[start of Stored data]
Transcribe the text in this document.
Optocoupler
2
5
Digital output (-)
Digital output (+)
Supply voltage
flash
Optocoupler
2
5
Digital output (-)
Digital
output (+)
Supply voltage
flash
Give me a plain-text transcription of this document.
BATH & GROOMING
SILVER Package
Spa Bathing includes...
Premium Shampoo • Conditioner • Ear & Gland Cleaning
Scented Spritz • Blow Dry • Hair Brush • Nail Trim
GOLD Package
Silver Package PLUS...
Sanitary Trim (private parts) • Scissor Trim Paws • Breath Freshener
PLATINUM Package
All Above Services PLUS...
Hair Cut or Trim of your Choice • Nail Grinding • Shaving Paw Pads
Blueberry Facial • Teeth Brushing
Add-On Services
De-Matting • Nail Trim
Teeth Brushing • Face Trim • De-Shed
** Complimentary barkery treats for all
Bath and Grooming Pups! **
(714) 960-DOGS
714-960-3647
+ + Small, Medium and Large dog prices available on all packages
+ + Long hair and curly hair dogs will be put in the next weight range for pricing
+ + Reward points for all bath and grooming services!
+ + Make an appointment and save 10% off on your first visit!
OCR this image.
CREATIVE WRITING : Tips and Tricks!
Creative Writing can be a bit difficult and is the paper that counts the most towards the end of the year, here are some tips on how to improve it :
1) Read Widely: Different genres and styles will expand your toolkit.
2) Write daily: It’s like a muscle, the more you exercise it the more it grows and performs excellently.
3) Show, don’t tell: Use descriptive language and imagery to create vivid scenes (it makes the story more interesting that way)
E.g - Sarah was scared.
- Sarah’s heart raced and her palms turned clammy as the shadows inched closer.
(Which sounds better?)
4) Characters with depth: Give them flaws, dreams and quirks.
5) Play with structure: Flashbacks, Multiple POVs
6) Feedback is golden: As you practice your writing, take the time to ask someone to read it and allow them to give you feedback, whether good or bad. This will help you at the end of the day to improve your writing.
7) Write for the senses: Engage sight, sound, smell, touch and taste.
[end of Stored data]
Given request: Using the material above, extract the line that contains "OCR this image." and every line after it, exactly as given; stop at the last line.

Exercise output:
OCR this image.
CREATIVE WRITING : Tips and Tricks!
Creative Writing can be a bit difficult and is the paper that counts the most towards the end of the year, here are some tips on how to improve it :
1) Read Widely: Different genres and styles will expand your toolkit.
2) Write daily: It’s like a muscle, the more you exercise it the more it grows and performs excellently.
3) Show, don’t tell: Use descriptive language and imagery to create vivid scenes (it makes the story more interesting that way)
E.g - Sarah was scared.
- Sarah’s heart raced and her palms turned clammy as the shadows inched closer.
(Which sounds better?)
4) Characters with depth: Give them flaws, dreams and quirks.
5) Play with structure: Flashbacks, Multiple POVs
6) Feedback is golden: As you practice your writing, take the time to ask someone to read it and allow them to give you feedback, whether good or bad. This will help you at the end of the day to improve your writing.
7) Write for the senses: Engage sight, sound, smell, touch and taste.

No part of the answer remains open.